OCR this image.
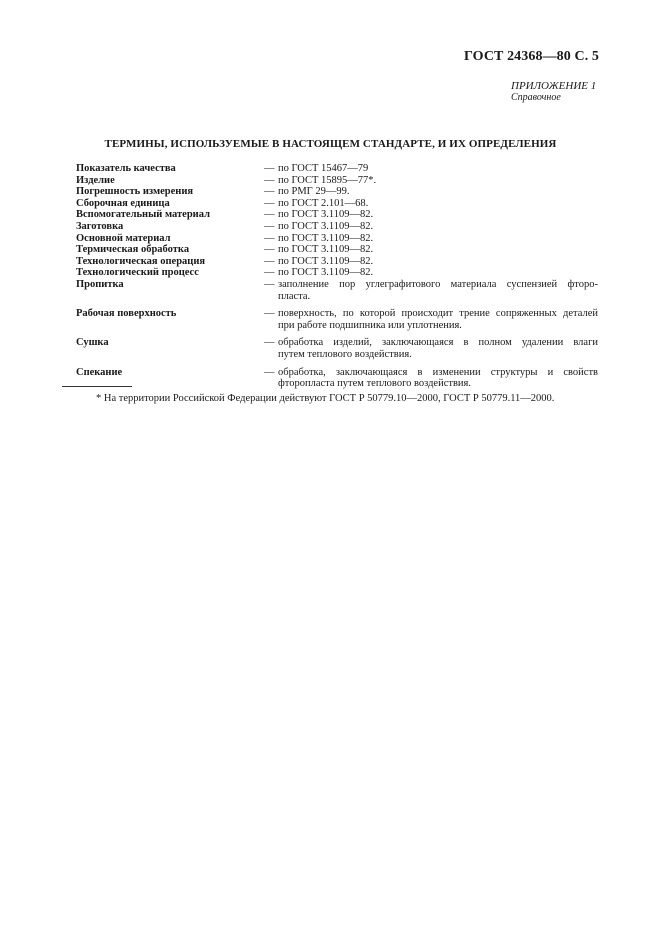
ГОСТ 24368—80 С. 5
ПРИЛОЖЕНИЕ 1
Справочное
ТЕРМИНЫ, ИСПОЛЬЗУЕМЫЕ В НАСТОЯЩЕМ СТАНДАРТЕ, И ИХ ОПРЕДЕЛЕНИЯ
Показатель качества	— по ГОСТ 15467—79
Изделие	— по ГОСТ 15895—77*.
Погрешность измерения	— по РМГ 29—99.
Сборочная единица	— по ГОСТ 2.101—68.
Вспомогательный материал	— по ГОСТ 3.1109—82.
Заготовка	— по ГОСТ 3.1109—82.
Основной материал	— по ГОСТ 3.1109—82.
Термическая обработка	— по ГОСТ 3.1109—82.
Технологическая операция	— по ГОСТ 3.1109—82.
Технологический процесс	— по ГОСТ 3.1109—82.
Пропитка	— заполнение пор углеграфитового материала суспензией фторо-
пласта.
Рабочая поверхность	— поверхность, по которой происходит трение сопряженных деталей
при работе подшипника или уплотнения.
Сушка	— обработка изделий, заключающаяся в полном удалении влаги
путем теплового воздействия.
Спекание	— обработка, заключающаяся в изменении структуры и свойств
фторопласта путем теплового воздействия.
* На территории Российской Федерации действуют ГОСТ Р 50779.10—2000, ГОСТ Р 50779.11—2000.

##############################

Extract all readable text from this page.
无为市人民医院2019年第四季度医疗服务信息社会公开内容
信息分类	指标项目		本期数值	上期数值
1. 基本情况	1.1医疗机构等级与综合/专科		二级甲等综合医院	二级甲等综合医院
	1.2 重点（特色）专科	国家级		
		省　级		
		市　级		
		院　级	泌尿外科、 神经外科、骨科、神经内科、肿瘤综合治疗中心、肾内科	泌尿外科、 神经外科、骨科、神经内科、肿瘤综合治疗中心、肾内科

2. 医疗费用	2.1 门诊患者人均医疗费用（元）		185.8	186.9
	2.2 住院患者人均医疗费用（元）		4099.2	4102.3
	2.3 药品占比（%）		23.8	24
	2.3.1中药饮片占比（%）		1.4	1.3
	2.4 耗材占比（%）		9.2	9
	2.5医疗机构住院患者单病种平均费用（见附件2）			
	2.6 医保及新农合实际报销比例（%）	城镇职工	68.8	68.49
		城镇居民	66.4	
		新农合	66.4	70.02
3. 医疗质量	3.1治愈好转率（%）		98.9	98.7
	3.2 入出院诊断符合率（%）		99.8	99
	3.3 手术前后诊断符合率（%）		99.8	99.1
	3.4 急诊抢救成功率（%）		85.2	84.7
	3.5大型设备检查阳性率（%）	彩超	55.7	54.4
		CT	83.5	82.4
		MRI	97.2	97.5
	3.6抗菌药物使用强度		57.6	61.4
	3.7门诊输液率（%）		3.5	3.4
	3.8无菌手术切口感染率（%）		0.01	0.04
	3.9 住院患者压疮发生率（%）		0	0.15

##############################

GOAL: Pull out every line of the records above that contains the word "воздействия".

EXERCISE ANSWER:
путем теплового воздействия.
фторопласта путем теплового воздействия.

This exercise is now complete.